→ What the task requires
Identify each line containing the word "Федеральной" and copy it.

→ Dataset records

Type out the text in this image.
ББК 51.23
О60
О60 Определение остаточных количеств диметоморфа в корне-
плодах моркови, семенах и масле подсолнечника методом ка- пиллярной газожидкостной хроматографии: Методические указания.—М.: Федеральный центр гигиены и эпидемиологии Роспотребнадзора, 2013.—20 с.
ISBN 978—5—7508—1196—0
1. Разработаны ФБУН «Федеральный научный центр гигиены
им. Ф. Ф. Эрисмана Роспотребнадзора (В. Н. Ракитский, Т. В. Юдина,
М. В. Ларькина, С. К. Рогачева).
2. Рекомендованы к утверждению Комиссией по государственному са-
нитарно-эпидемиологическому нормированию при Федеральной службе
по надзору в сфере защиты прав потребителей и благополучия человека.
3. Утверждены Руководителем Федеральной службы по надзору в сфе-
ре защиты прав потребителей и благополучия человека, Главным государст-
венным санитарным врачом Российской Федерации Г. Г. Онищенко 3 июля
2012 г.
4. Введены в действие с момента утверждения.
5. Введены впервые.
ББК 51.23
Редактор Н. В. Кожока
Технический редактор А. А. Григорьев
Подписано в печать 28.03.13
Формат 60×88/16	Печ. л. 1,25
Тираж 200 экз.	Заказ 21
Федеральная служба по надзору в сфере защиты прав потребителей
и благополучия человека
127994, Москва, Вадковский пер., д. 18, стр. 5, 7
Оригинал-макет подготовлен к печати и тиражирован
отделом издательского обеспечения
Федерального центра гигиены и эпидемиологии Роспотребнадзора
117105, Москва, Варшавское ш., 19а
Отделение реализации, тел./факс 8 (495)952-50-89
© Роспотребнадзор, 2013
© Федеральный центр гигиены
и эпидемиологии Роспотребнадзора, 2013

→ Reply to the exercise
нитарно-эпидемиологическому нормированию при Федеральной службе
3. Утверждены Руководителем Федеральной службы по надзору в сфе-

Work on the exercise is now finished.